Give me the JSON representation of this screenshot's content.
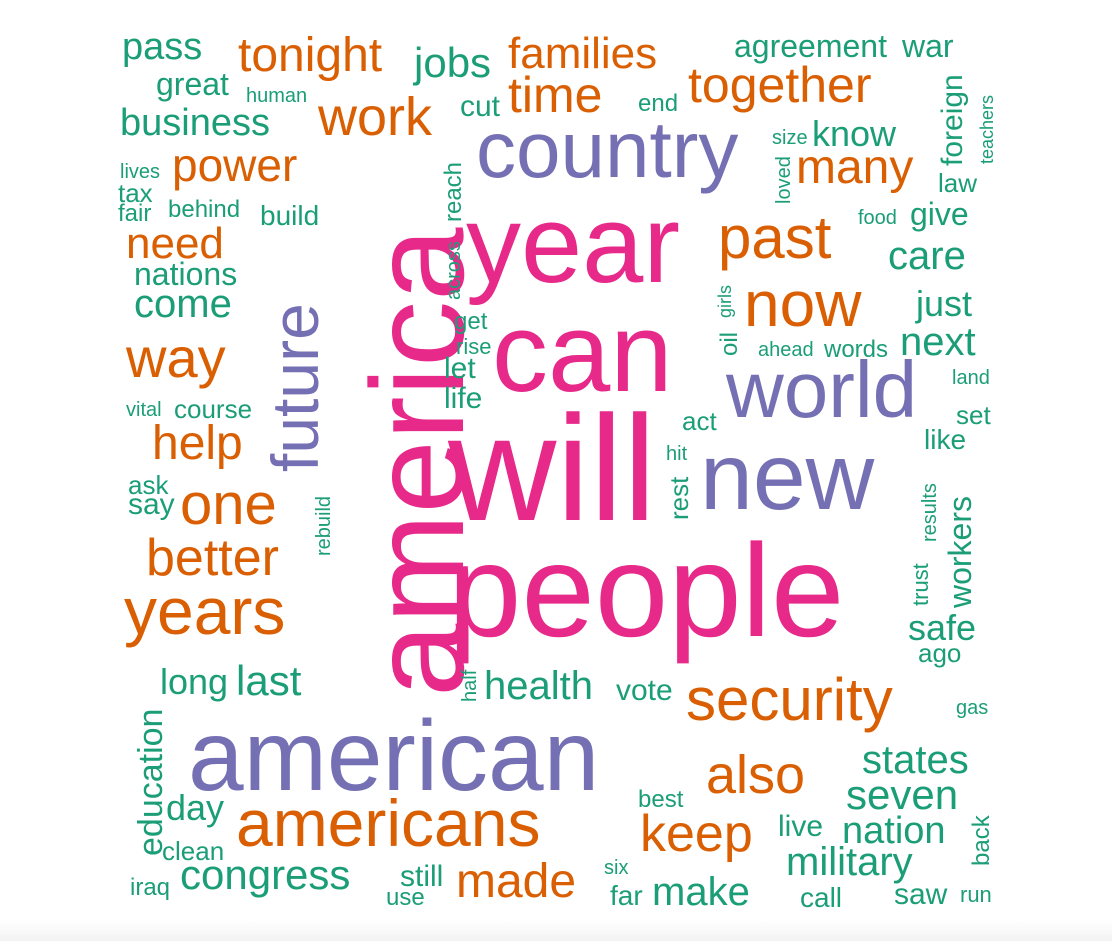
{
  "colors": {
    "green": "#1b9e77",
    "orange": "#d95f02",
    "purple": "#7570b3",
    "pink": "#e7298a"
  },
  "words": {
    "america": "america",
    "will": "will",
    "people": "people",
    "can": "can",
    "year": "year",
    "american": "american",
    "country": "country",
    "new": "new",
    "world": "world",
    "future": "future",
    "americans": "americans",
    "now": "now",
    "past": "past",
    "security": "security",
    "years": "years",
    "keep": "keep",
    "also": "also",
    "made": "made",
    "way": "way",
    "one": "one",
    "better": "better",
    "together": "together",
    "time": "time",
    "families": "families",
    "tonight": "tonight",
    "work": "work",
    "power": "power",
    "many": "many",
    "help": "help",
    "need": "need",
    "jobs": "jobs",
    "business": "business",
    "pass": "pass",
    "great": "great",
    "human": "human",
    "cut": "cut",
    "end": "end",
    "agreement": "agreement",
    "war": "war",
    "foreign": "foreign",
    "teachers": "teachers",
    "size": "size",
    "know": "know",
    "loved": "loved",
    "law": "law",
    "lives": "lives",
    "tax": "tax",
    "fair": "fair",
    "behind": "behind",
    "build": "build",
    "reach": "reach",
    "across": "across",
    "food": "food",
    "give": "give",
    "care": "care",
    "nations": "nations",
    "come": "come",
    "just": "just",
    "get": "get",
    "rise": "rise",
    "let": "let",
    "life": "life",
    "oil": "oil",
    "girls": "girls",
    "ahead": "ahead",
    "words": "words",
    "next": "next",
    "land": "land",
    "vital": "vital",
    "course": "course",
    "act": "act",
    "set": "set",
    "like": "like",
    "hit": "hit",
    "ask": "ask",
    "say": "say",
    "rest": "rest",
    "results": "results",
    "rebuild": "rebuild",
    "workers": "workers",
    "trust": "trust",
    "safe": "safe",
    "ago": "ago",
    "long": "long",
    "last": "last",
    "half": "half",
    "health": "health",
    "vote": "vote",
    "gas": "gas",
    "education": "education",
    "states": "states",
    "seven": "seven",
    "day": "day",
    "best": "best",
    "live": "live",
    "nation": "nation",
    "back": "back",
    "clean": "clean",
    "military": "military",
    "congress": "congress",
    "still": "still",
    "six": "six",
    "iraq": "iraq",
    "use": "use",
    "far": "far",
    "make": "make",
    "call": "call",
    "saw": "saw",
    "run": "run"
  }
}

The request: Transcribe all entries above exactly. Drop the pictures.

Full response:
Give me the JSON representation of this screenshot's content.
{
  "colors": {
    "green": "#1b9e77",
    "orange": "#d95f02",
    "purple": "#7570b3",
    "pink": "#e7298a"
  },
  "words": {
    "america": "america",
    "will": "will",
    "people": "people",
    "can": "can",
    "year": "year",
    "american": "american",
    "country": "country",
    "new": "new",
    "world": "world",
    "future": "future",
    "americans": "americans",
    "now": "now",
    "past": "past",
    "security": "security",
    "years": "years",
    "keep": "keep",
    "also": "also",
    "made": "made",
    "way": "way",
    "one": "one",
    "better": "better",
    "together": "together",
    "time": "time",
    "families": "families",
    "tonight": "tonight",
    "work": "work",
    "power": "power",
    "many": "many",
    "help": "help",
    "need": "need",
    "jobs": "jobs",
    "business": "business",
    "pass": "pass",
    "great": "great",
    "human": "human",
    "cut": "cut",
    "end": "end",
    "agreement": "agreement",
    "war": "war",
    "foreign": "foreign",
    "teachers": "teachers",
    "size": "size",
    "know": "know",
    "loved": "loved",
    "law": "law",
    "lives": "lives",
    "tax": "tax",
    "fair": "fair",
    "behind": "behind",
    "build": "build",
    "reach": "reach",
    "across": "across",
    "food": "food",
    "give": "give",
    "care": "care",
    "nations": "nations",
    "come": "come",
    "just": "just",
    "get": "get",
    "rise": "rise",
    "let": "let",
    "life": "life",
    "oil": "oil",
    "girls": "girls",
    "ahead": "ahead",
    "words": "words",
    "next": "next",
    "land": "land",
    "vital": "vital",
    "course": "course",
    "act": "act",
    "set": "set",
    "like": "like",
    "hit": "hit",
    "ask": "ask",
    "say": "say",
    "rest": "rest",
    "results": "results",
    "rebuild": "rebuild",
    "workers": "workers",
    "trust": "trust",
    "safe": "safe",
    "ago": "ago",
    "long": "long",
    "last": "last",
    "half": "half",
    "health": "health",
    "vote": "vote",
    "gas": "gas",
    "education": "education",
    "states": "states",
    "seven": "seven",
    "day": "day",
    "best": "best",
    "live": "live",
    "nation": "nation",
    "back": "back",
    "clean": "clean",
    "military": "military",
    "congress": "congress",
    "still": "still",
    "six": "six",
    "iraq": "iraq",
    "use": "use",
    "far": "far",
    "make": "make",
    "call": "call",
    "saw": "saw",
    "run": "run"
  }
}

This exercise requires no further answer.